▸ EXERCISE PROMPT: Read the data and repeat all of it exactly.
## start
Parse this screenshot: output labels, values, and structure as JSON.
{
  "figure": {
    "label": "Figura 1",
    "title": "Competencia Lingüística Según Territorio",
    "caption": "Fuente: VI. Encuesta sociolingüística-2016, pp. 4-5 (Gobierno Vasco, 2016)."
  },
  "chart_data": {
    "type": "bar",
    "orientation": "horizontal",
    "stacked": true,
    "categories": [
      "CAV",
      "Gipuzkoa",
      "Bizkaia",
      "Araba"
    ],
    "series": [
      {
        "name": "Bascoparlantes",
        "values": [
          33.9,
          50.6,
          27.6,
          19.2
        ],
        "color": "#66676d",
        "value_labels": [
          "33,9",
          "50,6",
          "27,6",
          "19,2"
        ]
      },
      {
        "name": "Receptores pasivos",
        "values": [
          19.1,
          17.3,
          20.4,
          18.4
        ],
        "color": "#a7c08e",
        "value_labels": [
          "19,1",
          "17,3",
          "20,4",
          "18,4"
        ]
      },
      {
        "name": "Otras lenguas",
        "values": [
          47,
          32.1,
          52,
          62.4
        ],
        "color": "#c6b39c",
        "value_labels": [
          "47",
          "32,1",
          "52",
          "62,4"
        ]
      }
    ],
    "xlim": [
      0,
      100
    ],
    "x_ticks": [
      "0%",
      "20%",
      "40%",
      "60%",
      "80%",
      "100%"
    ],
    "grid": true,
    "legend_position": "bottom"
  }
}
## end
▸ RESULT OF THE EXERCISE:
Parse this screenshot: output labels, values, and structure as JSON.
{
  "figure": {
    "label": "Figura 1",
    "title": "Competencia Lingüística Según Territorio",
    "caption": "Fuente: VI. Encuesta sociolingüística-2016, pp. 4-5 (Gobierno Vasco, 2016)."
  },
  "chart_data": {
    "type": "bar",
    "orientation": "horizontal",
    "stacked": true,
    "categories": [
      "CAV",
      "Gipuzkoa",
      "Bizkaia",
      "Araba"
    ],
    "series": [
      {
        "name": "Bascoparlantes",
        "values": [
          33.9,
          50.6,
          27.6,
          19.2
        ],
        "color": "#66676d",
        "value_labels": [
          "33,9",
          "50,6",
          "27,6",
          "19,2"
        ]
      },
      {
        "name": "Receptores pasivos",
        "values": [
          19.1,
          17.3,
          20.4,
          18.4
        ],
        "color": "#a7c08e",
        "value_labels": [
          "19,1",
          "17,3",
          "20,4",
          "18,4"
        ]
      },
      {
        "name": "Otras lenguas",
        "values": [
          47,
          32.1,
          52,
          62.4
        ],
        "color": "#c6b39c",
        "value_labels": [
          "47",
          "32,1",
          "52",
          "62,4"
        ]
      }
    ],
    "xlim": [
      0,
      100
    ],
    "x_ticks": [
      "0%",
      "20%",
      "40%",
      "60%",
      "80%",
      "100%"
    ],
    "grid": true,
    "legend_position": "bottom"
  }
}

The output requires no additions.